__EXCERPTED RECORDS__:
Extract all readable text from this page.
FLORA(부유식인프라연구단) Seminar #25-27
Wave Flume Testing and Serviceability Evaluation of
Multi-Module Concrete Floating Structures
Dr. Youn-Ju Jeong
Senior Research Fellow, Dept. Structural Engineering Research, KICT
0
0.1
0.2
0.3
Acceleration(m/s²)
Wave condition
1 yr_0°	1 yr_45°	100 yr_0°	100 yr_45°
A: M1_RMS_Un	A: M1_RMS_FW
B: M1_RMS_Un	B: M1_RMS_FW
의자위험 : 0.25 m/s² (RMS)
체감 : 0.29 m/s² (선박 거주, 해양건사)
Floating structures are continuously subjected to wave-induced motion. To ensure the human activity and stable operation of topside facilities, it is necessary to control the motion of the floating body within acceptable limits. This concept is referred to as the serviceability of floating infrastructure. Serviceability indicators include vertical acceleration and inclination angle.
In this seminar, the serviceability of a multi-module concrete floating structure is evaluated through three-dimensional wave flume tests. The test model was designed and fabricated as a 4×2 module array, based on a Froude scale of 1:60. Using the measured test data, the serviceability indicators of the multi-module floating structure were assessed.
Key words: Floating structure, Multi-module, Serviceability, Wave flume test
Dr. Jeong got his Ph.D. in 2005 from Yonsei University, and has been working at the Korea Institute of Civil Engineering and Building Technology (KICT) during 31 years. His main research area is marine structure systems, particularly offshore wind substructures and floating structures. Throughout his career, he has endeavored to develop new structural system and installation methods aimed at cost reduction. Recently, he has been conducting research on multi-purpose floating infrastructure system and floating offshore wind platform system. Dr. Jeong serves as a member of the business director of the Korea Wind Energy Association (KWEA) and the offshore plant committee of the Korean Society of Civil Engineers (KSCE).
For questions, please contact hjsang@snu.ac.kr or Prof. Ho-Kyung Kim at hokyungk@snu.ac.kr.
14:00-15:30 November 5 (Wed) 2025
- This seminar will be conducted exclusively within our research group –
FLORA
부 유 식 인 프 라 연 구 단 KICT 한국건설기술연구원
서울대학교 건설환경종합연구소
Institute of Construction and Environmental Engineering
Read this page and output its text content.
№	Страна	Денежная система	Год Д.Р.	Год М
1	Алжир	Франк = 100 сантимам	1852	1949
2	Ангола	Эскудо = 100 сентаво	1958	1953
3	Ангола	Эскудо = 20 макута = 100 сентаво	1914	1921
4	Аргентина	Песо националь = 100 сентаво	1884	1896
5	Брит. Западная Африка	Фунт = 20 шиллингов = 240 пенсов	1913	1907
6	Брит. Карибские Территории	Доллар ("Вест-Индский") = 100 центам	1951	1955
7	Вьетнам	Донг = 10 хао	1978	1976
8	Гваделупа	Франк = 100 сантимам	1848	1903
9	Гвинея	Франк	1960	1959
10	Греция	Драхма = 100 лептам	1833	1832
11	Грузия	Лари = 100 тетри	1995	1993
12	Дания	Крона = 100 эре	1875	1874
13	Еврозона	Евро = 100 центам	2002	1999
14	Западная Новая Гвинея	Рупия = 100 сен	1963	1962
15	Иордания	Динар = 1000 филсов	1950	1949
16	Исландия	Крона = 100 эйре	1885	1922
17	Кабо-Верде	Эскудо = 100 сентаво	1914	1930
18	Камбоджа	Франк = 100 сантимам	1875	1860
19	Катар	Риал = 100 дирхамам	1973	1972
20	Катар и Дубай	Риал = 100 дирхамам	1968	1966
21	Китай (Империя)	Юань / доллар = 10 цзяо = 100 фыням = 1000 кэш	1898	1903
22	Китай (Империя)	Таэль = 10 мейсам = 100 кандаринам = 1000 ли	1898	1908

__WHAT IS EXPECTED__:
Collect each line above holding the string "within".

__RESULT__:
Floating structures are continuously subjected to wave-induced motion. To ensure the human activity and stable operation of topside facilities, it is necessary to control the motion of the floating body within acceptable limits. This concept is referred to as the serviceability of floating infrastructure. Serviceability indicators include vertical acceleration and inclination angle.
- This seminar will be conducted exclusively within our research group –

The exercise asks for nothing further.